(WHAT NEEDS TO BE DONE)
Below are the records. Gather each line that holds "nsignificantly".
-------- ENTRIES SHOWN
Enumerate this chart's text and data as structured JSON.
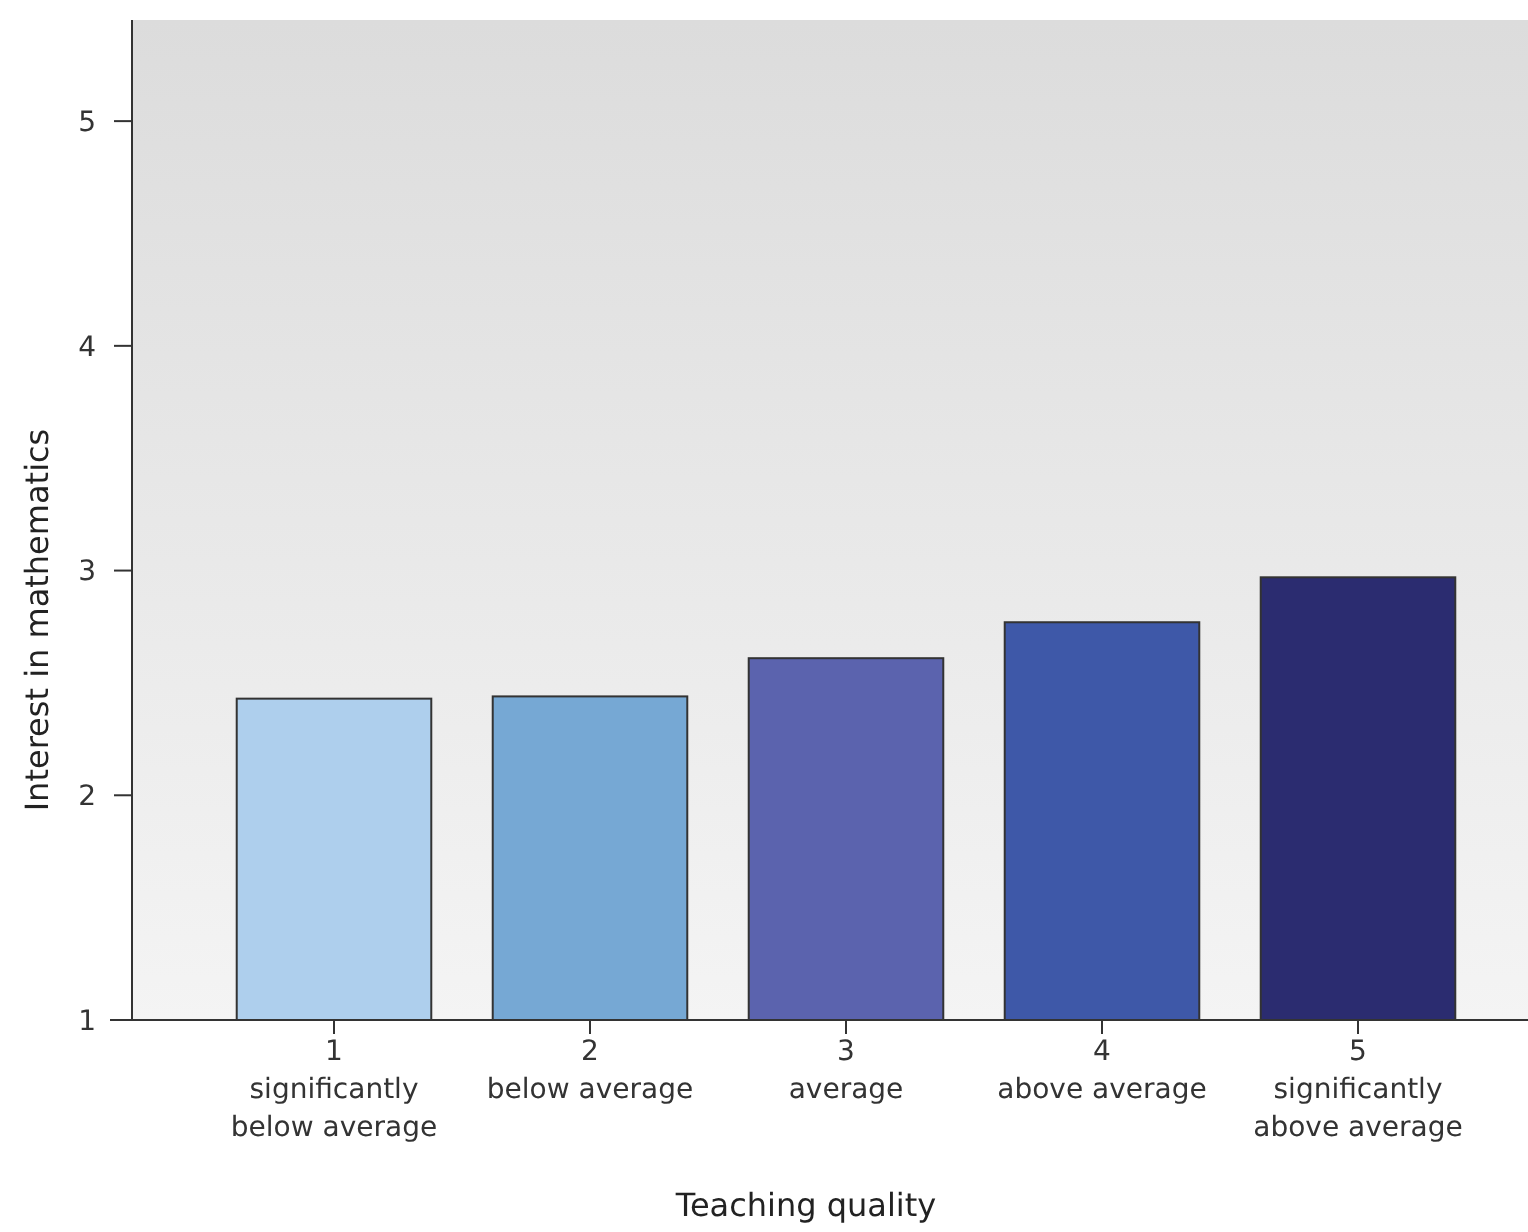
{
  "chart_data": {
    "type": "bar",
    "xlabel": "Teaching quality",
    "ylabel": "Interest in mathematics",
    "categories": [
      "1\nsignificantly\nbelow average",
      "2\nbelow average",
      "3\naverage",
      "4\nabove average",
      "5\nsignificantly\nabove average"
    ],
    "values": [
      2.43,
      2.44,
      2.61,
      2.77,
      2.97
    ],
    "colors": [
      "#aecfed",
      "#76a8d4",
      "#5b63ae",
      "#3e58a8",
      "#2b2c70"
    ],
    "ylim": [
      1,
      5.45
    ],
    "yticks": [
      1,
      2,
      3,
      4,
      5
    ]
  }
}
----------------
(RESPONSE TO THIS TASK)
      "1\nsignificantly\nbelow average",
      "5\nsignificantly\nabove average"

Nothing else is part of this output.